= Exercise aim =
Output the data exactly, with every line intact.

= Data items =
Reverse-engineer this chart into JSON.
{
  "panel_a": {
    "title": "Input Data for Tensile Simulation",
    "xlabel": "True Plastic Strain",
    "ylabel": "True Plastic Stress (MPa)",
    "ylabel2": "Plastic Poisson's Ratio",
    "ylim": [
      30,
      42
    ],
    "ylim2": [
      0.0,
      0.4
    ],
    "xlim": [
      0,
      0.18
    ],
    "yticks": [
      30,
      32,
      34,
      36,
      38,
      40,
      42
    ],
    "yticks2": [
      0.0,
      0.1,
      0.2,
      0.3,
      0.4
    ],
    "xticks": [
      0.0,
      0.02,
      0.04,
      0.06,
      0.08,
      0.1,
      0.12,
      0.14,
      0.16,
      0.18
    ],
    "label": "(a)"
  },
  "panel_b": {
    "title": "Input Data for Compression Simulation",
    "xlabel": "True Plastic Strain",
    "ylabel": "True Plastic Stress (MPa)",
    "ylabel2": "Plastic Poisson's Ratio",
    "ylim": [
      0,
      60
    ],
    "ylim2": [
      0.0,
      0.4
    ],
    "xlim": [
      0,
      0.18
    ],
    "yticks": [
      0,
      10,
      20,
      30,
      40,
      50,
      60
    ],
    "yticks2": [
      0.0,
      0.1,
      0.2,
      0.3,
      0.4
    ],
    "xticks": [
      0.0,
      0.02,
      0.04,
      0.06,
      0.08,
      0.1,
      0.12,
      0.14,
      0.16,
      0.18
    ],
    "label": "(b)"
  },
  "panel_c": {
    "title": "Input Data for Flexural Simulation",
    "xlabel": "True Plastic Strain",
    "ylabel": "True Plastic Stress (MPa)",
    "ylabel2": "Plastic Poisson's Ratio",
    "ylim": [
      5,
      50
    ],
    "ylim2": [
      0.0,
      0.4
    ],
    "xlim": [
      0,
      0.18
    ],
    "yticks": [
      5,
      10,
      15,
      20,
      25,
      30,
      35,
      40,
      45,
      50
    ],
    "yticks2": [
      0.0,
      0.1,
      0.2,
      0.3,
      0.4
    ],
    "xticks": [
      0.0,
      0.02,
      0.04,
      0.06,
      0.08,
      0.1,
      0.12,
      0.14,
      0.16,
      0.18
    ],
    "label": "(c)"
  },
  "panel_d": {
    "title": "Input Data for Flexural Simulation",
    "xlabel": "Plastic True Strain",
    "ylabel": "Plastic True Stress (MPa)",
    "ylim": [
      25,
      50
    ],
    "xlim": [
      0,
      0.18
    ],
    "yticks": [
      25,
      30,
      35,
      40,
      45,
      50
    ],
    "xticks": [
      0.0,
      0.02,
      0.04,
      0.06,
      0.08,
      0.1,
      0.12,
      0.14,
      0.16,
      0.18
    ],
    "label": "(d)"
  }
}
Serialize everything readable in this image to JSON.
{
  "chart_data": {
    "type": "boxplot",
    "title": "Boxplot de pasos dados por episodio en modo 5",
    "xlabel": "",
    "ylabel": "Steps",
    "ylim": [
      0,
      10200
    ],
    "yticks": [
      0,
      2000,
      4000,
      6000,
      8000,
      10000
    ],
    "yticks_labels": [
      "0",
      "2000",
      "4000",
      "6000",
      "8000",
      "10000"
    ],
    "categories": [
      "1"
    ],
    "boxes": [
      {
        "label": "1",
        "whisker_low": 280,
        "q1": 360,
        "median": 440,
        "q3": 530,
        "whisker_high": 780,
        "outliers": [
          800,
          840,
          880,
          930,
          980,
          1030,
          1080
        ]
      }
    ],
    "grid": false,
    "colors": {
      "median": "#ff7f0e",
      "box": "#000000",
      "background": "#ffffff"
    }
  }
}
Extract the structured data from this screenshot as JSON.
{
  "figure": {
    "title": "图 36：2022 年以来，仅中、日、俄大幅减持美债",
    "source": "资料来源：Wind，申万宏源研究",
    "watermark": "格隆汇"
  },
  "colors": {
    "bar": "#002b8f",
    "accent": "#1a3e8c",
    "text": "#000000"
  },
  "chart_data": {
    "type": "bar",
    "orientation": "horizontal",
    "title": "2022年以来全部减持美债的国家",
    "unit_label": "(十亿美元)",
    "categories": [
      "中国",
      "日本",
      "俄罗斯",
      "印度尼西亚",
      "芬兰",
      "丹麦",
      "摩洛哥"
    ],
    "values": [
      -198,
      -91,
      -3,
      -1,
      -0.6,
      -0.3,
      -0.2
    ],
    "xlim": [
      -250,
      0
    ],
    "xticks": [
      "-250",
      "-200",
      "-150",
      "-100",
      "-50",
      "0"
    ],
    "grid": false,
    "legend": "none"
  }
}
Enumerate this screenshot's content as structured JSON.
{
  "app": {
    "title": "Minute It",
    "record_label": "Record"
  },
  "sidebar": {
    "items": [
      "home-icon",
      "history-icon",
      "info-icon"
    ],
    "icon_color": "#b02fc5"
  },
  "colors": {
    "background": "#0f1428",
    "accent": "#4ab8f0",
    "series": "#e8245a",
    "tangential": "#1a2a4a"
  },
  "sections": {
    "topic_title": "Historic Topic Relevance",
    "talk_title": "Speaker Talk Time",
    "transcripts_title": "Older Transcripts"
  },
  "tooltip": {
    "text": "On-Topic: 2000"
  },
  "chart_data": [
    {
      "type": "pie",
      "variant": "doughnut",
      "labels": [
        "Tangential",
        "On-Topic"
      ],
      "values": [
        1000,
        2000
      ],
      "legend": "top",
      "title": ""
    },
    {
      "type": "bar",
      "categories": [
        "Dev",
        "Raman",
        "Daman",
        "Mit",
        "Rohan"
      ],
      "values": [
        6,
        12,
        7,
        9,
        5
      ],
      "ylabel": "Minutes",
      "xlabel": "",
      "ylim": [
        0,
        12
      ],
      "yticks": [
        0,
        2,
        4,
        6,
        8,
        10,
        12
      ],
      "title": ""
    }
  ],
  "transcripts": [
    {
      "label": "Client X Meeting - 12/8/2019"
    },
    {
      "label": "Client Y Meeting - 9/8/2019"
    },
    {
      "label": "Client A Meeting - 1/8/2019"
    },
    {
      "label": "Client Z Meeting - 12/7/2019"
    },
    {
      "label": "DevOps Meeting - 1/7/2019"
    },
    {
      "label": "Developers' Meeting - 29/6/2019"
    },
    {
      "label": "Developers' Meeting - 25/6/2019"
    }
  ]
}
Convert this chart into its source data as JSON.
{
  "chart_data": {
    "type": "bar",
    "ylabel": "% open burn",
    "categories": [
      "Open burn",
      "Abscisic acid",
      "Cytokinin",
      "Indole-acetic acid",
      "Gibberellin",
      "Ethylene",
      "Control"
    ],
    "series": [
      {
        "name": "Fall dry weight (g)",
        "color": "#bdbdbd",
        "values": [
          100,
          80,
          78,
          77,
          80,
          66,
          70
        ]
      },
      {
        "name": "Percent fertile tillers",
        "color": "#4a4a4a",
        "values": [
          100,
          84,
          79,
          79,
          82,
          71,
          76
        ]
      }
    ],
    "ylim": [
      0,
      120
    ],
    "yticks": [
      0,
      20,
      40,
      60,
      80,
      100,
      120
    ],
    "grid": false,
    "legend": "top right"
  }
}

= The output =
Reverse-engineer this chart into JSON.
{
  "panel_a": {
    "title": "Input Data for Tensile Simulation",
    "xlabel": "True Plastic Strain",
    "ylabel": "True Plastic Stress (MPa)",
    "ylabel2": "Plastic Poisson's Ratio",
    "ylim": [
      30,
      42
    ],
    "ylim2": [
      0.0,
      0.4
    ],
    "xlim": [
      0,
      0.18
    ],
    "yticks": [
      30,
      32,
      34,
      36,
      38,
      40,
      42
    ],
    "yticks2": [
      0.0,
      0.1,
      0.2,
      0.3,
      0.4
    ],
    "xticks": [
      0.0,
      0.02,
      0.04,
      0.06,
      0.08,
      0.1,
      0.12,
      0.14,
      0.16,
      0.18
    ],
    "label": "(a)"
  },
  "panel_b": {
    "title": "Input Data for Compression Simulation",
    "xlabel": "True Plastic Strain",
    "ylabel": "True Plastic Stress (MPa)",
    "ylabel2": "Plastic Poisson's Ratio",
    "ylim": [
      0,
      60
    ],
    "ylim2": [
      0.0,
      0.4
    ],
    "xlim": [
      0,
      0.18
    ],
    "yticks": [
      0,
      10,
      20,
      30,
      40,
      50,
      60
    ],
    "yticks2": [
      0.0,
      0.1,
      0.2,
      0.3,
      0.4
    ],
    "xticks": [
      0.0,
      0.02,
      0.04,
      0.06,
      0.08,
      0.1,
      0.12,
      0.14,
      0.16,
      0.18
    ],
    "label": "(b)"
  },
  "panel_c": {
    "title": "Input Data for Flexural Simulation",
    "xlabel": "True Plastic Strain",
    "ylabel": "True Plastic Stress (MPa)",
    "ylabel2": "Plastic Poisson's Ratio",
    "ylim": [
      5,
      50
    ],
    "ylim2": [
      0.0,
      0.4
    ],
    "xlim": [
      0,
      0.18
    ],
    "yticks": [
      5,
      10,
      15,
      20,
      25,
      30,
      35,
      40,
      45,
      50
    ],
    "yticks2": [
      0.0,
      0.1,
      0.2,
      0.3,
      0.4
    ],
    "xticks": [
      0.0,
      0.02,
      0.04,
      0.06,
      0.08,
      0.1,
      0.12,
      0.14,
      0.16,
      0.18
    ],
    "label": "(c)"
  },
  "panel_d": {
    "title": "Input Data for Flexural Simulation",
    "xlabel": "Plastic True Strain",
    "ylabel": "Plastic True Stress (MPa)",
    "ylim": [
      25,
      50
    ],
    "xlim": [
      0,
      0.18
    ],
    "yticks": [
      25,
      30,
      35,
      40,
      45,
      50
    ],
    "xticks": [
      0.0,
      0.02,
      0.04,
      0.06,
      0.08,
      0.1,
      0.12,
      0.14,
      0.16,
      0.18
    ],
    "label": "(d)"
  }
}
Serialize everything readable in this image to JSON.
{
  "chart_data": {
    "type": "boxplot",
    "title": "Boxplot de pasos dados por episodio en modo 5",
    "xlabel": "",
    "ylabel": "Steps",
    "ylim": [
      0,
      10200
    ],
    "yticks": [
      0,
      2000,
      4000,
      6000,
      8000,
      10000
    ],
    "yticks_labels": [
      "0",
      "2000",
      "4000",
      "6000",
      "8000",
      "10000"
    ],
    "categories": [
      "1"
    ],
    "boxes": [
      {
        "label": "1",
        "whisker_low": 280,
        "q1": 360,
        "median": 440,
        "q3": 530,
        "whisker_high": 780,
        "outliers": [
          800,
          840,
          880,
          930,
          980,
          1030,
          1080
        ]
      }
    ],
    "grid": false,
    "colors": {
      "median": "#ff7f0e",
      "box": "#000000",
      "background": "#ffffff"
    }
  }
}
Extract the structured data from this screenshot as JSON.
{
  "figure": {
    "title": "图 36：2022 年以来，仅中、日、俄大幅减持美债",
    "source": "资料来源：Wind，申万宏源研究",
    "watermark": "格隆汇"
  },
  "colors": {
    "bar": "#002b8f",
    "accent": "#1a3e8c",
    "text": "#000000"
  },
  "chart_data": {
    "type": "bar",
    "orientation": "horizontal",
    "title": "2022年以来全部减持美债的国家",
    "unit_label": "(十亿美元)",
    "categories": [
      "中国",
      "日本",
      "俄罗斯",
      "印度尼西亚",
      "芬兰",
      "丹麦",
      "摩洛哥"
    ],
    "values": [
      -198,
      -91,
      -3,
      -1,
      -0.6,
      -0.3,
      -0.2
    ],
    "xlim": [
      -250,
      0
    ],
    "xticks": [
      "-250",
      "-200",
      "-150",
      "-100",
      "-50",
      "0"
    ],
    "grid": false,
    "legend": "none"
  }
}
Enumerate this screenshot's content as structured JSON.
{
  "app": {
    "title": "Minute It",
    "record_label": "Record"
  },
  "sidebar": {
    "items": [
      "home-icon",
      "history-icon",
      "info-icon"
    ],
    "icon_color": "#b02fc5"
  },
  "colors": {
    "background": "#0f1428",
    "accent": "#4ab8f0",
    "series": "#e8245a",
    "tangential": "#1a2a4a"
  },
  "sections": {
    "topic_title": "Historic Topic Relevance",
    "talk_title": "Speaker Talk Time",
    "transcripts_title": "Older Transcripts"
  },
  "tooltip": {
    "text": "On-Topic: 2000"
  },
  "chart_data": [
    {
      "type": "pie",
      "variant": "doughnut",
      "labels": [
        "Tangential",
        "On-Topic"
      ],
      "values": [
        1000,
        2000
      ],
      "legend": "top",
      "title": ""
    },
    {
      "type": "bar",
      "categories": [
        "Dev",
        "Raman",
        "Daman",
        "Mit",
        "Rohan"
      ],
      "values": [
        6,
        12,
        7,
        9,
        5
      ],
      "ylabel": "Minutes",
      "xlabel": "",
      "ylim": [
        0,
        12
      ],
      "yticks": [
        0,
        2,
        4,
        6,
        8,
        10,
        12
      ],
      "title": ""
    }
  ],
  "transcripts": [
    {
      "label": "Client X Meeting - 12/8/2019"
    },
    {
      "label": "Client Y Meeting - 9/8/2019"
    },
    {
      "label": "Client A Meeting - 1/8/2019"
    },
    {
      "label": "Client Z Meeting - 12/7/2019"
    },
    {
      "label": "DevOps Meeting - 1/7/2019"
    },
    {
      "label": "Developers' Meeting - 29/6/2019"
    },
    {
      "label": "Developers' Meeting - 25/6/2019"
    }
  ]
}
Convert this chart into its source data as JSON.
{
  "chart_data": {
    "type": "bar",
    "ylabel": "% open burn",
    "categories": [
      "Open burn",
      "Abscisic acid",
      "Cytokinin",
      "Indole-acetic acid",
      "Gibberellin",
      "Ethylene",
      "Control"
    ],
    "series": [
      {
        "name": "Fall dry weight (g)",
        "color": "#bdbdbd",
        "values": [
          100,
          80,
          78,
          77,
          80,
          66,
          70
        ]
      },
      {
        "name": "Percent fertile tillers",
        "color": "#4a4a4a",
        "values": [
          100,
          84,
          79,
          79,
          82,
          71,
          76
        ]
      }
    ],
    "ylim": [
      0,
      120
    ],
    "yticks": [
      0,
      20,
      40,
      60,
      80,
      100,
      120
    ],
    "grid": false,
    "legend": "top right"
  }
}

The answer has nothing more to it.